### Required task
Leave out the pictures and return every entry exactly as it appears.

++++++++++++++++++++

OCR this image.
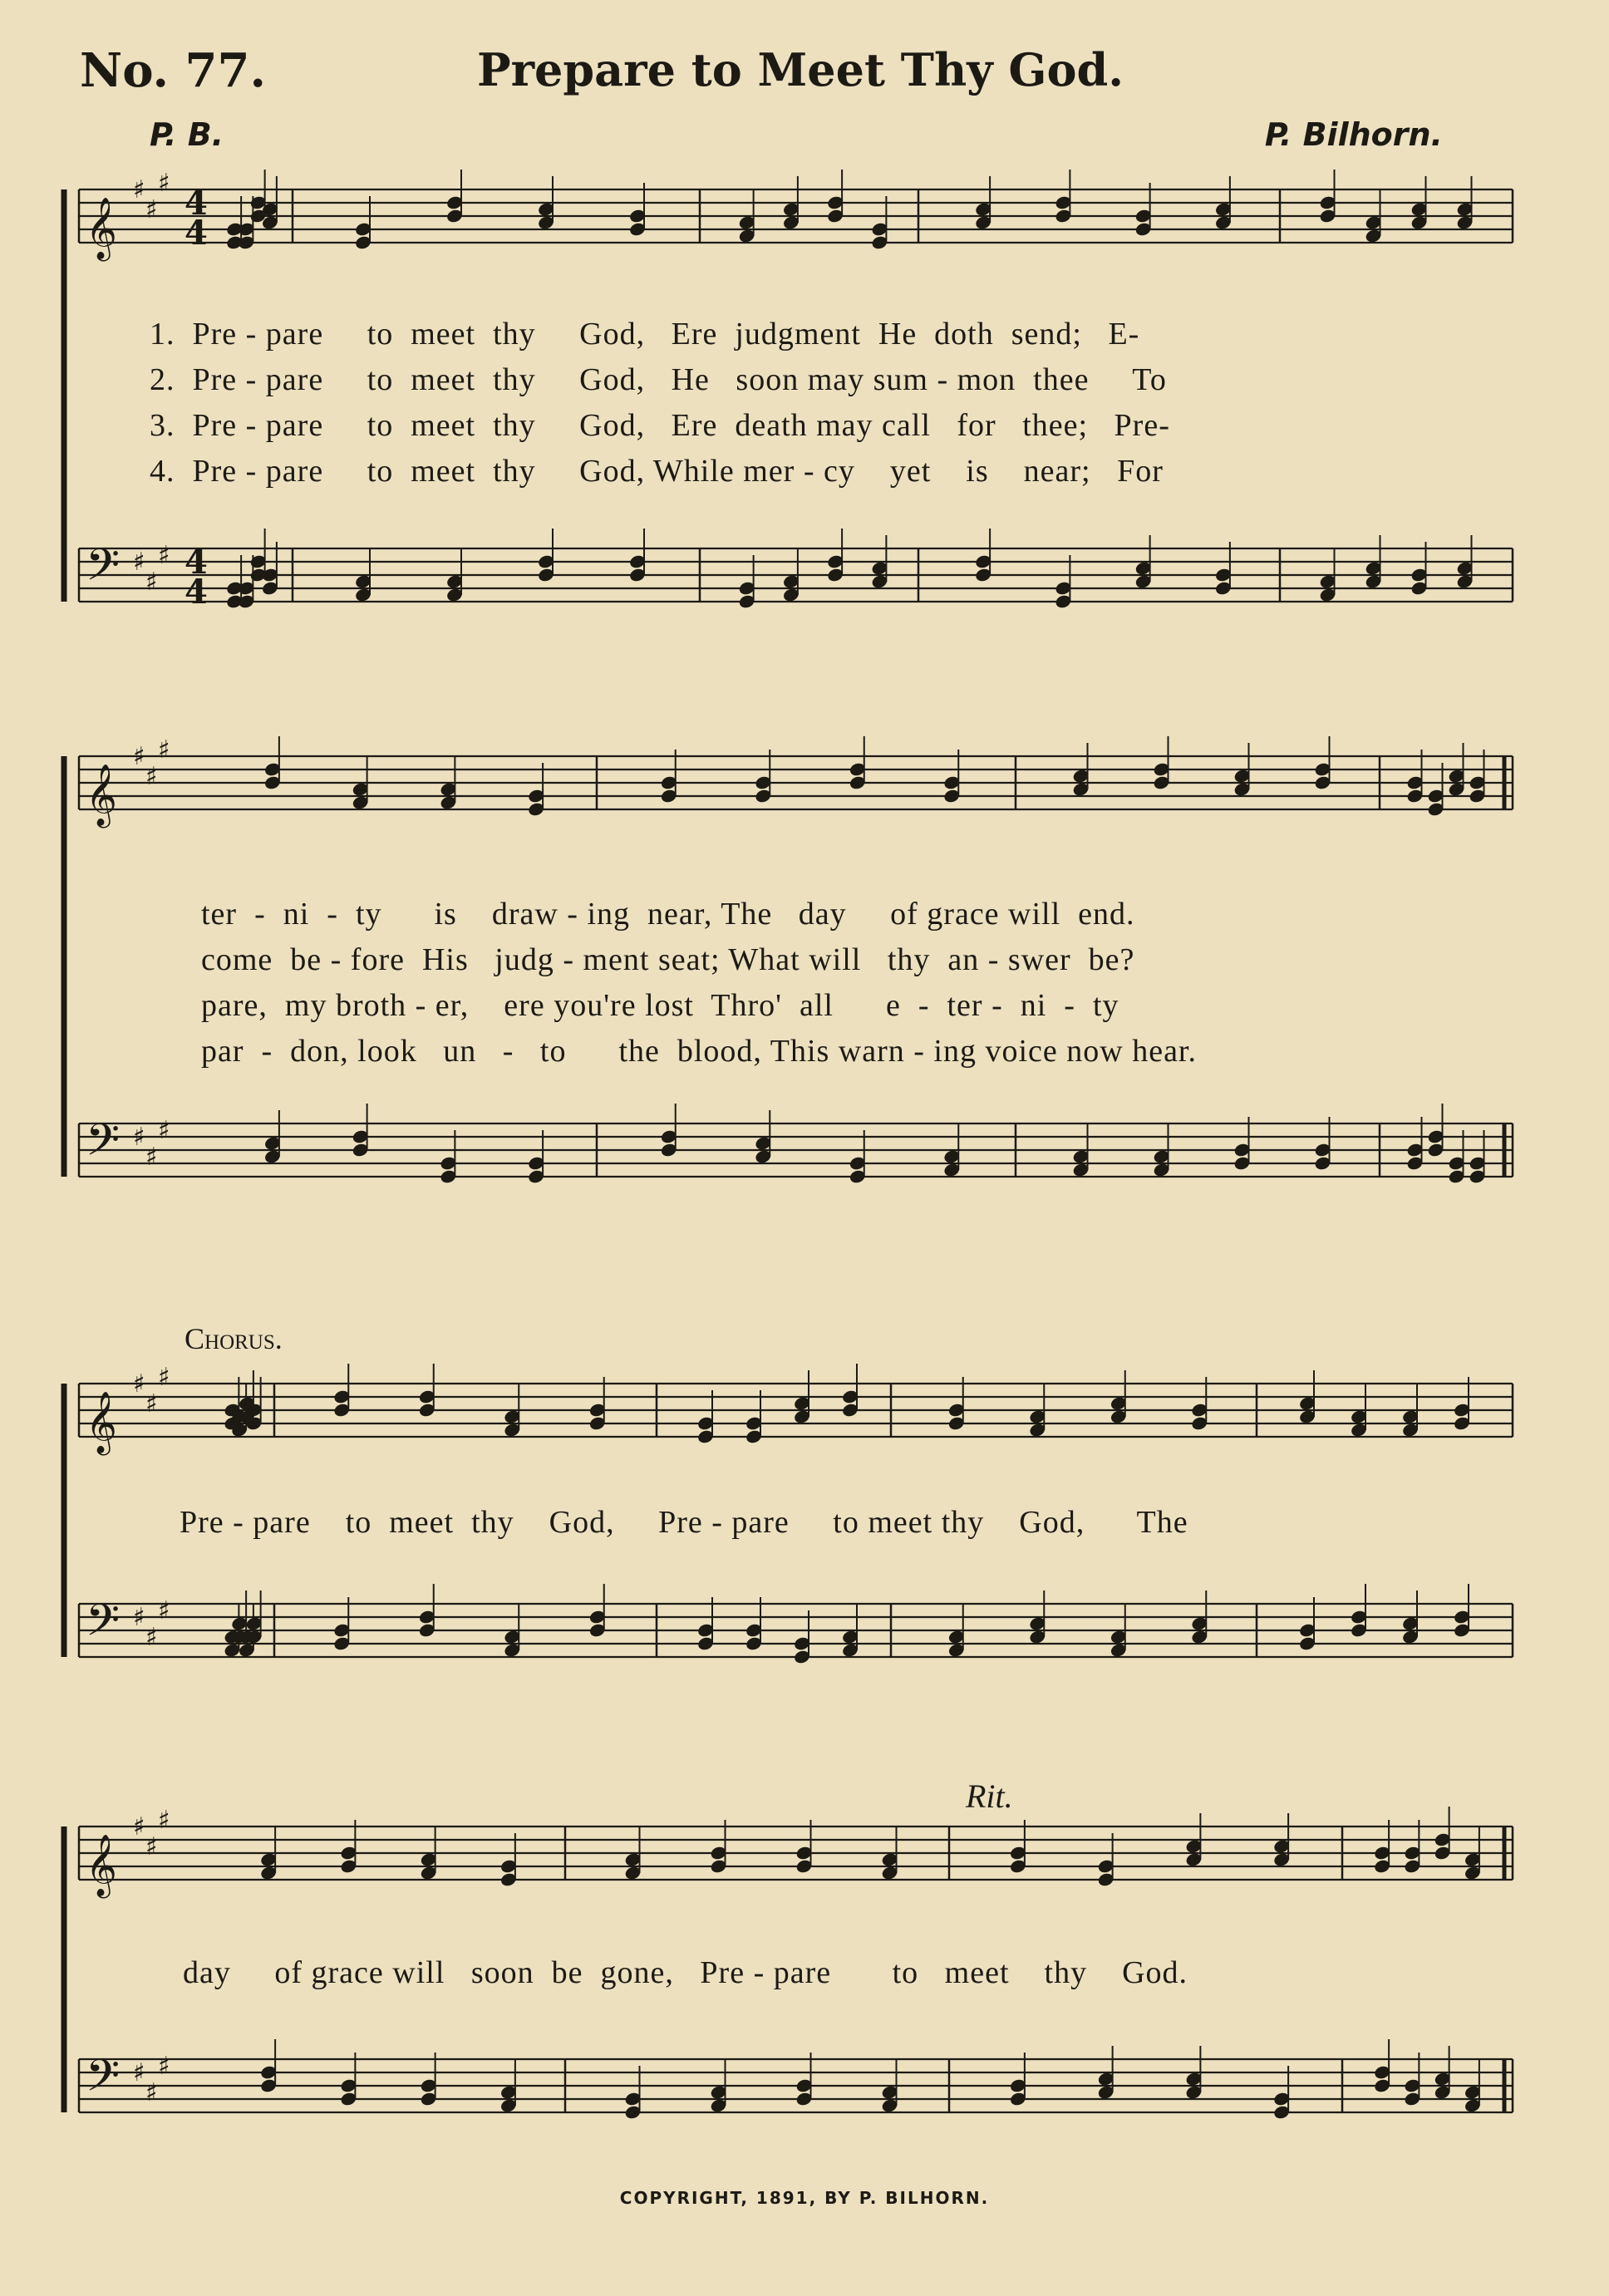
No. 77.	Prepare to Meet Thy God.
P. B.	P. Bilhorn.
𝄞
𝄢
♯
♯
♯
♯
♯
♯
4
4
4
4
𝄞
𝄢
♯
♯
♯
♯
♯
♯
𝄞
𝄢
♯
♯
♯
♯
♯
♯
𝄞
𝄢
♯
♯
♯
♯
♯
♯
1.  Pre - pare     to  meet  thy     God,   Ere  judgment  He  doth  send;   E-
2.  Pre - pare     to  meet  thy     God,   He   soon may sum - mon  thee     To
3.  Pre - pare     to  meet  thy     God,   Ere  death may call   for   thee;   Pre-
4.  Pre - pare     to  meet  thy     God, While mer - cy    yet    is    near;   For
ter  -  ni  -  ty      is    draw - ing  near, The   day     of grace will  end.
come  be - fore  His   judg - ment seat; What will   thy  an - swer  be?
pare,  my broth - er,    ere you're lost  Thro'  all      e  -  ter -  ni  -  ty
par  -  don, look   un   -   to      the  blood, This warn - ing voice now hear.
Chorus.
Pre - pare    to  meet  thy    God,     Pre - pare     to meet thy    God,      The
Rit.
day     of grace will   soon  be  gone,   Pre - pare       to   meet    thy    God.
COPYRIGHT, 1891, BY P. BILHORN.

++++++++++++++++++++

### Written solution
OCR this image.
No. 77.	Prepare to Meet Thy God.
P. B.	P. Bilhorn.
𝄞
𝄢
♯
♯
♯
♯
♯
♯
4
4
4
4
𝄞
𝄢
♯
♯
♯
♯
♯
♯
𝄞
𝄢
♯
♯
♯
♯
♯
♯
𝄞
𝄢
♯
♯
♯
♯
♯
♯
1.  Pre - pare     to  meet  thy     God,   Ere  judgment  He  doth  send;   E-
2.  Pre - pare     to  meet  thy     God,   He   soon may sum - mon  thee     To
3.  Pre - pare     to  meet  thy     God,   Ere  death may call   for   thee;   Pre-
4.  Pre - pare     to  meet  thy     God, While mer - cy    yet    is    near;   For
ter  -  ni  -  ty      is    draw - ing  near, The   day     of grace will  end.
come  be - fore  His   judg - ment seat; What will   thy  an - swer  be?
pare,  my broth - er,    ere you're lost  Thro'  all      e  -  ter -  ni  -  ty
par  -  don, look   un   -   to      the  blood, This warn - ing voice now hear.
Chorus.
Pre - pare    to  meet  thy    God,     Pre - pare     to meet thy    God,      The
Rit.
day     of grace will   soon  be  gone,   Pre - pare       to   meet    thy    God.
COPYRIGHT, 1891, BY P. BILHORN.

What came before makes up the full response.